◆ THE REQUEST: Copy out the complete listing, word for word.

_ _ _

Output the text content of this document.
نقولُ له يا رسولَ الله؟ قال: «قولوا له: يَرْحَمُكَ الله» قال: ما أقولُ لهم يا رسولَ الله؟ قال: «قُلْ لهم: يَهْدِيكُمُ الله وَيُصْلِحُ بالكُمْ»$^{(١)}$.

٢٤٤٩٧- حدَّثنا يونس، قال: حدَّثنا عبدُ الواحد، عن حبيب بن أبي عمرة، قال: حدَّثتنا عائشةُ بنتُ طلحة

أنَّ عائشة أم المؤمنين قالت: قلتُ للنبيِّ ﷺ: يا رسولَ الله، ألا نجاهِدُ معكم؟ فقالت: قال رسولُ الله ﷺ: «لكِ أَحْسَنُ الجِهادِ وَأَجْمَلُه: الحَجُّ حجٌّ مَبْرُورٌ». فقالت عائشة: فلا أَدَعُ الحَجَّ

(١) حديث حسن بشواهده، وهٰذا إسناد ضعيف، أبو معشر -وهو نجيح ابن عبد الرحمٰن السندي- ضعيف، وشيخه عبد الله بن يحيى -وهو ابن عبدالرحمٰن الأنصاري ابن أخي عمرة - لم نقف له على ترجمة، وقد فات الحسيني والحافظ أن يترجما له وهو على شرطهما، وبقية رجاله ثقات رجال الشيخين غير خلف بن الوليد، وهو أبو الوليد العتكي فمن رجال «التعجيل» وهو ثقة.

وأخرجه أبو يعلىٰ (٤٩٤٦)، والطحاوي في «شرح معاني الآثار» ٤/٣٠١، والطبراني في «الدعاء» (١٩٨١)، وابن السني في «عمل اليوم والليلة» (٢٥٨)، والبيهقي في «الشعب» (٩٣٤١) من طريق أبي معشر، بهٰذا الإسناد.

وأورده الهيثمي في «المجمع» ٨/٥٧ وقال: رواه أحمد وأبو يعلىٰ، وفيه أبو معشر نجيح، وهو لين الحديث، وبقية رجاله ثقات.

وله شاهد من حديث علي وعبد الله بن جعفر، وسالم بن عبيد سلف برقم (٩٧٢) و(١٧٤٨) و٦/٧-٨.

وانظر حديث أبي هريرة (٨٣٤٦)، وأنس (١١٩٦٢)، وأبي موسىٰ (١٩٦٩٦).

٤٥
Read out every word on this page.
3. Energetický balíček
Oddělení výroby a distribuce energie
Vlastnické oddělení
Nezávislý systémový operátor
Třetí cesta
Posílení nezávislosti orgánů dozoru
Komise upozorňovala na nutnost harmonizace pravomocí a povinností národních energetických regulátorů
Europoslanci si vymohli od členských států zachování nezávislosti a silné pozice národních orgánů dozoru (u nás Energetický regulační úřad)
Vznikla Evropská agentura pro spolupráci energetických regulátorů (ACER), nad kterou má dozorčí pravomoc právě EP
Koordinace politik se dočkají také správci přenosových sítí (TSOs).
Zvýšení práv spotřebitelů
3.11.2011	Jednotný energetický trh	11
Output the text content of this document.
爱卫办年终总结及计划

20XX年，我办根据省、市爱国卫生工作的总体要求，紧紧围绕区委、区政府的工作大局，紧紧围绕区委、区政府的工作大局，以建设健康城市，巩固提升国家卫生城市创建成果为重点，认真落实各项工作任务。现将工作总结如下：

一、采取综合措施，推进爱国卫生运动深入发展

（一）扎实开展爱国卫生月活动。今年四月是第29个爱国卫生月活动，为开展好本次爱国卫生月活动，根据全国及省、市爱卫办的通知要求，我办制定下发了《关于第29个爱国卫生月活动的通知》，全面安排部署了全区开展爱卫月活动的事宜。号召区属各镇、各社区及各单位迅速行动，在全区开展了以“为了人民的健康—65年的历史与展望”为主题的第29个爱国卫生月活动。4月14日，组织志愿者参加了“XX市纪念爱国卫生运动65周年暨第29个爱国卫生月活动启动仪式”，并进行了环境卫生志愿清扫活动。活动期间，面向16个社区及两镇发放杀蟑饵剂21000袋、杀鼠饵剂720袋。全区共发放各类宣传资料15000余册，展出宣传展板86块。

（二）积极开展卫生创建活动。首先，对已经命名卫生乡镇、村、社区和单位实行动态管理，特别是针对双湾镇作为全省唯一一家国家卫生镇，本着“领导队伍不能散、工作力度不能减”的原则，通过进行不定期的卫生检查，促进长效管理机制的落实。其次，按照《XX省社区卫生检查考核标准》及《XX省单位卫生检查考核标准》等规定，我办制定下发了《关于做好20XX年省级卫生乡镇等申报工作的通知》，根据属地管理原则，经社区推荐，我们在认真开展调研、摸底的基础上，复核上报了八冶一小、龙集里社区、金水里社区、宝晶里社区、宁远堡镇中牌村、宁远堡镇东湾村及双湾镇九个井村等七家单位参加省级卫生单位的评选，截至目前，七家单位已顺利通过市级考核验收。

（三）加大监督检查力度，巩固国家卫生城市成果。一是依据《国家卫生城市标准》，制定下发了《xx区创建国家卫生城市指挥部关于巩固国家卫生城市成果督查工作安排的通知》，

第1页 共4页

_ _ _

◆ SOLUTION TO THIS PROBLEM:
Output the text content of this document.
نقولُ له يا رسولَ الله؟ قال: «قولوا له: يَرْحَمُكَ الله» قال: ما أقولُ لهم يا رسولَ الله؟ قال: «قُلْ لهم: يَهْدِيكُمُ الله وَيُصْلِحُ بالكُمْ»$^{(١)}$.

٢٤٤٩٧- حدَّثنا يونس، قال: حدَّثنا عبدُ الواحد، عن حبيب بن أبي عمرة، قال: حدَّثتنا عائشةُ بنتُ طلحة

أنَّ عائشة أم المؤمنين قالت: قلتُ للنبيِّ ﷺ: يا رسولَ الله، ألا نجاهِدُ معكم؟ فقالت: قال رسولُ الله ﷺ: «لكِ أَحْسَنُ الجِهادِ وَأَجْمَلُه: الحَجُّ حجٌّ مَبْرُورٌ». فقالت عائشة: فلا أَدَعُ الحَجَّ

(١) حديث حسن بشواهده، وهٰذا إسناد ضعيف، أبو معشر -وهو نجيح ابن عبد الرحمٰن السندي- ضعيف، وشيخه عبد الله بن يحيى -وهو ابن عبدالرحمٰن الأنصاري ابن أخي عمرة - لم نقف له على ترجمة، وقد فات الحسيني والحافظ أن يترجما له وهو على شرطهما، وبقية رجاله ثقات رجال الشيخين غير خلف بن الوليد، وهو أبو الوليد العتكي فمن رجال «التعجيل» وهو ثقة.

وأخرجه أبو يعلىٰ (٤٩٤٦)، والطحاوي في «شرح معاني الآثار» ٤/٣٠١، والطبراني في «الدعاء» (١٩٨١)، وابن السني في «عمل اليوم والليلة» (٢٥٨)، والبيهقي في «الشعب» (٩٣٤١) من طريق أبي معشر، بهٰذا الإسناد.

وأورده الهيثمي في «المجمع» ٨/٥٧ وقال: رواه أحمد وأبو يعلىٰ، وفيه أبو معشر نجيح، وهو لين الحديث، وبقية رجاله ثقات.

وله شاهد من حديث علي وعبد الله بن جعفر، وسالم بن عبيد سلف برقم (٩٧٢) و(١٧٤٨) و٦/٧-٨.

وانظر حديث أبي هريرة (٨٣٤٦)، وأنس (١١٩٦٢)، وأبي موسىٰ (١٩٦٩٦).

٤٥
Read out every word on this page.
3. Energetický balíček
Oddělení výroby a distribuce energie
Vlastnické oddělení
Nezávislý systémový operátor
Třetí cesta
Posílení nezávislosti orgánů dozoru
Komise upozorňovala na nutnost harmonizace pravomocí a povinností národních energetických regulátorů
Europoslanci si vymohli od členských států zachování nezávislosti a silné pozice národních orgánů dozoru (u nás Energetický regulační úřad)
Vznikla Evropská agentura pro spolupráci energetických regulátorů (ACER), nad kterou má dozorčí pravomoc právě EP
Koordinace politik se dočkají také správci přenosových sítí (TSOs).
Zvýšení práv spotřebitelů
3.11.2011	Jednotný energetický trh	11
Output the text content of this document.
爱卫办年终总结及计划

20XX年，我办根据省、市爱国卫生工作的总体要求，紧紧围绕区委、区政府的工作大局，紧紧围绕区委、区政府的工作大局，以建设健康城市，巩固提升国家卫生城市创建成果为重点，认真落实各项工作任务。现将工作总结如下：

一、采取综合措施，推进爱国卫生运动深入发展

（一）扎实开展爱国卫生月活动。今年四月是第29个爱国卫生月活动，为开展好本次爱国卫生月活动，根据全国及省、市爱卫办的通知要求，我办制定下发了《关于第29个爱国卫生月活动的通知》，全面安排部署了全区开展爱卫月活动的事宜。号召区属各镇、各社区及各单位迅速行动，在全区开展了以“为了人民的健康—65年的历史与展望”为主题的第29个爱国卫生月活动。4月14日，组织志愿者参加了“XX市纪念爱国卫生运动65周年暨第29个爱国卫生月活动启动仪式”，并进行了环境卫生志愿清扫活动。活动期间，面向16个社区及两镇发放杀蟑饵剂21000袋、杀鼠饵剂720袋。全区共发放各类宣传资料15000余册，展出宣传展板86块。

（二）积极开展卫生创建活动。首先，对已经命名卫生乡镇、村、社区和单位实行动态管理，特别是针对双湾镇作为全省唯一一家国家卫生镇，本着“领导队伍不能散、工作力度不能减”的原则，通过进行不定期的卫生检查，促进长效管理机制的落实。其次，按照《XX省社区卫生检查考核标准》及《XX省单位卫生检查考核标准》等规定，我办制定下发了《关于做好20XX年省级卫生乡镇等申报工作的通知》，根据属地管理原则，经社区推荐，我们在认真开展调研、摸底的基础上，复核上报了八冶一小、龙集里社区、金水里社区、宝晶里社区、宁远堡镇中牌村、宁远堡镇东湾村及双湾镇九个井村等七家单位参加省级卫生单位的评选，截至目前，七家单位已顺利通过市级考核验收。

（三）加大监督检查力度，巩固国家卫生城市成果。一是依据《国家卫生城市标准》，制定下发了《xx区创建国家卫生城市指挥部关于巩固国家卫生城市成果督查工作安排的通知》，

第1页 共4页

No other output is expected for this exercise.